Collect every line that includes the string "during".

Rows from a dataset
┌──
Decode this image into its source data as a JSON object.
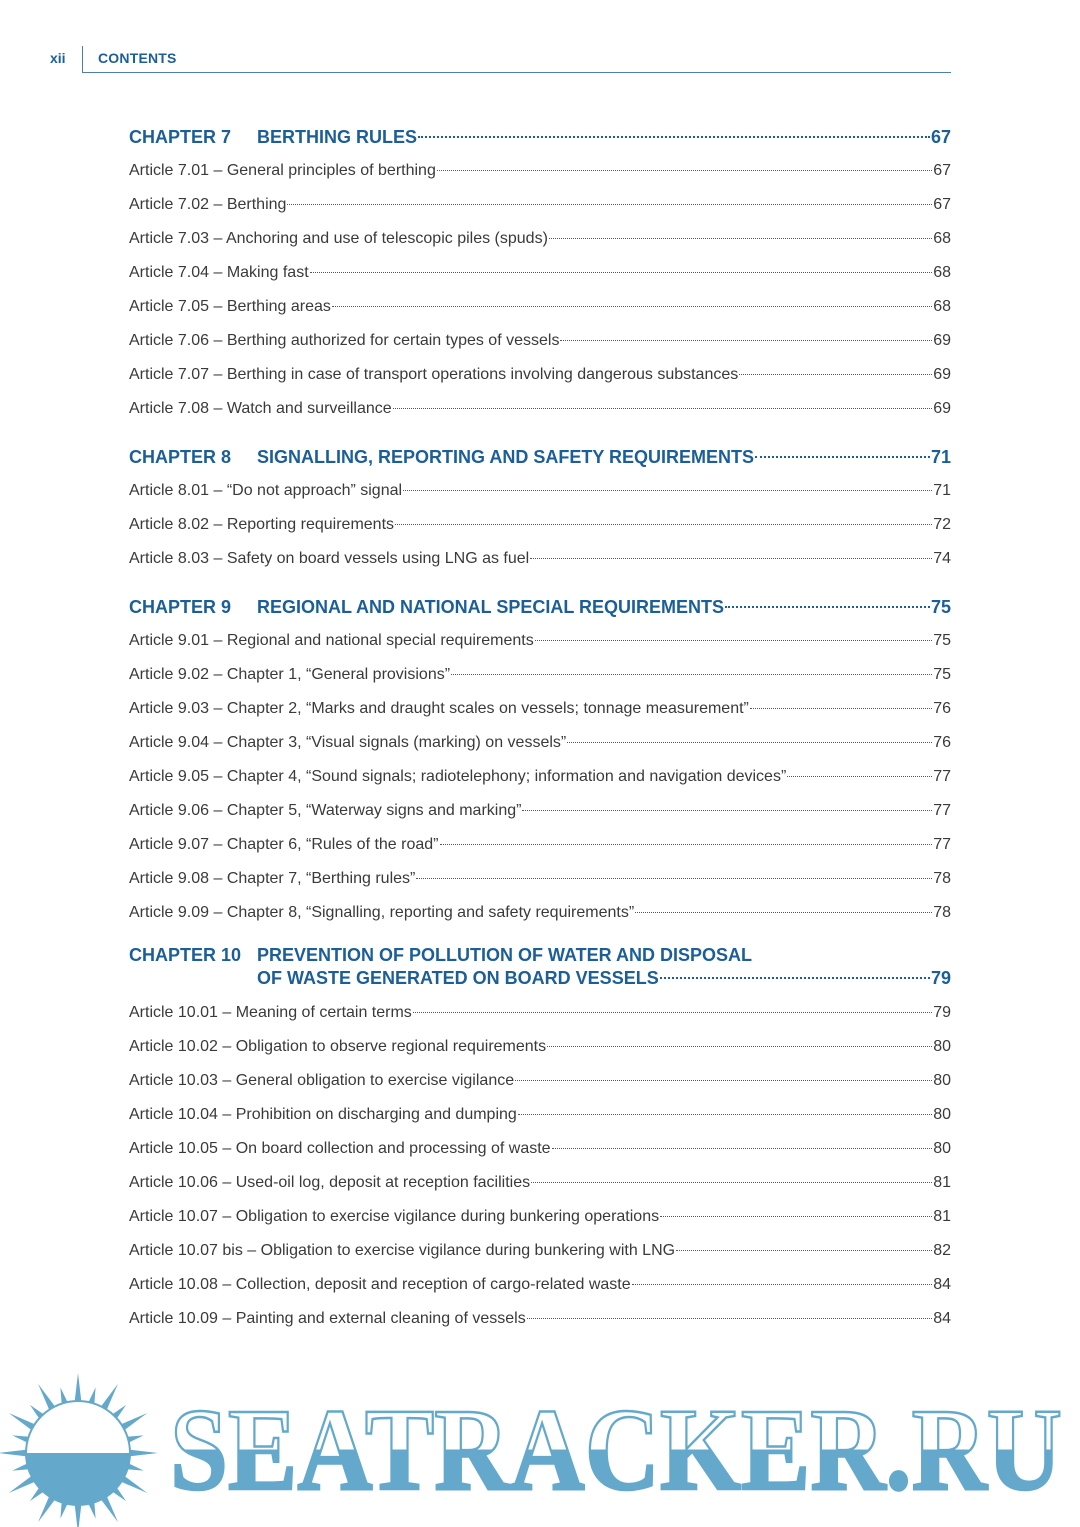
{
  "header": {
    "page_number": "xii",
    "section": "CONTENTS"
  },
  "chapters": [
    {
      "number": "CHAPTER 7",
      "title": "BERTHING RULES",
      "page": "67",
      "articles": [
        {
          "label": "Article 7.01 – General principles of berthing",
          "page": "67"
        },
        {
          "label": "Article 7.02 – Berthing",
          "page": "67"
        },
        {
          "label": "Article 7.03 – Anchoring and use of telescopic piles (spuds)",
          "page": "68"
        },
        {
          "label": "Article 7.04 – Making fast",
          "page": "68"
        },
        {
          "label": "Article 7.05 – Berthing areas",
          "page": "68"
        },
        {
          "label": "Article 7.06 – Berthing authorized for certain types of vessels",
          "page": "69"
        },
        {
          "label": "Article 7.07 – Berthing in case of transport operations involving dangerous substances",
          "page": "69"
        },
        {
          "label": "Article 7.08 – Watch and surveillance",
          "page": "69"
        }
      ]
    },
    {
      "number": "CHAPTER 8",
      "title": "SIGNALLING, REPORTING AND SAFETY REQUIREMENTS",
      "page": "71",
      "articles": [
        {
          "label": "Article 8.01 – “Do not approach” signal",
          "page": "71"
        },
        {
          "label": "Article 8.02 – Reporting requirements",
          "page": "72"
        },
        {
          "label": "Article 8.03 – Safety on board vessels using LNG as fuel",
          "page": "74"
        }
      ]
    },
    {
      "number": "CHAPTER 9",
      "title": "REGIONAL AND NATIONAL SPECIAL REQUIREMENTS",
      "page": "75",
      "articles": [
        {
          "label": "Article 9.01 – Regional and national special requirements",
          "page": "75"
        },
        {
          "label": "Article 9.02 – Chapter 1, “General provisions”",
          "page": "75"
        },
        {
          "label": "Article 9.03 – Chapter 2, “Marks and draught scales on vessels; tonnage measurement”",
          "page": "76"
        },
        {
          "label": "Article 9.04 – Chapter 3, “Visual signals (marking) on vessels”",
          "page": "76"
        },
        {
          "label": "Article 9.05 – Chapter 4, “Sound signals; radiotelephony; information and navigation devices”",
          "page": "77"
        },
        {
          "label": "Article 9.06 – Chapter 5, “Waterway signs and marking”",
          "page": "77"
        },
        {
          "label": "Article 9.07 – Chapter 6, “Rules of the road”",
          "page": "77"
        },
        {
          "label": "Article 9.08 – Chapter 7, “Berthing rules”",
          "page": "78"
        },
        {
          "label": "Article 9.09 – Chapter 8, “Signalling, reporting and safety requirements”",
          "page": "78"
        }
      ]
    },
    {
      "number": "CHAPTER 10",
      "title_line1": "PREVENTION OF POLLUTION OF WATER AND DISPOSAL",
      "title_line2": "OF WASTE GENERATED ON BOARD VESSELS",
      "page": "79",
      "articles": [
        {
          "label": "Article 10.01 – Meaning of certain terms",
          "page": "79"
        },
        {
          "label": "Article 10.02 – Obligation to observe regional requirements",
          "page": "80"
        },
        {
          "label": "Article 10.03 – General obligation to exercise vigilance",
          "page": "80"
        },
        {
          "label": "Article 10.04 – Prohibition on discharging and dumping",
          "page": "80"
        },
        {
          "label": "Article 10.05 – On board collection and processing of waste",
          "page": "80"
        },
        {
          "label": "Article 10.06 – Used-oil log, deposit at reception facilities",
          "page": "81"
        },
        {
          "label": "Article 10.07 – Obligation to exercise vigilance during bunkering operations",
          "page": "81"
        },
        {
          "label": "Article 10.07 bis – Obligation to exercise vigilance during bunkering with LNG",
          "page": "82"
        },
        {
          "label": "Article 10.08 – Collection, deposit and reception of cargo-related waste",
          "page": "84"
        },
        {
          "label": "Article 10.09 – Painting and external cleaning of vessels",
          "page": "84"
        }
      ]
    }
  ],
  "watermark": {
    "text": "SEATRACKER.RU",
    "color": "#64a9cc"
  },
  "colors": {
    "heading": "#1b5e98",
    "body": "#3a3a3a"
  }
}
└──
- FINAL RESULT:
          "label": "Article 10.07 – Obligation to exercise vigilance during bunkering operations",
          "label": "Article 10.07 bis – Obligation to exercise vigilance during bunkering with LNG",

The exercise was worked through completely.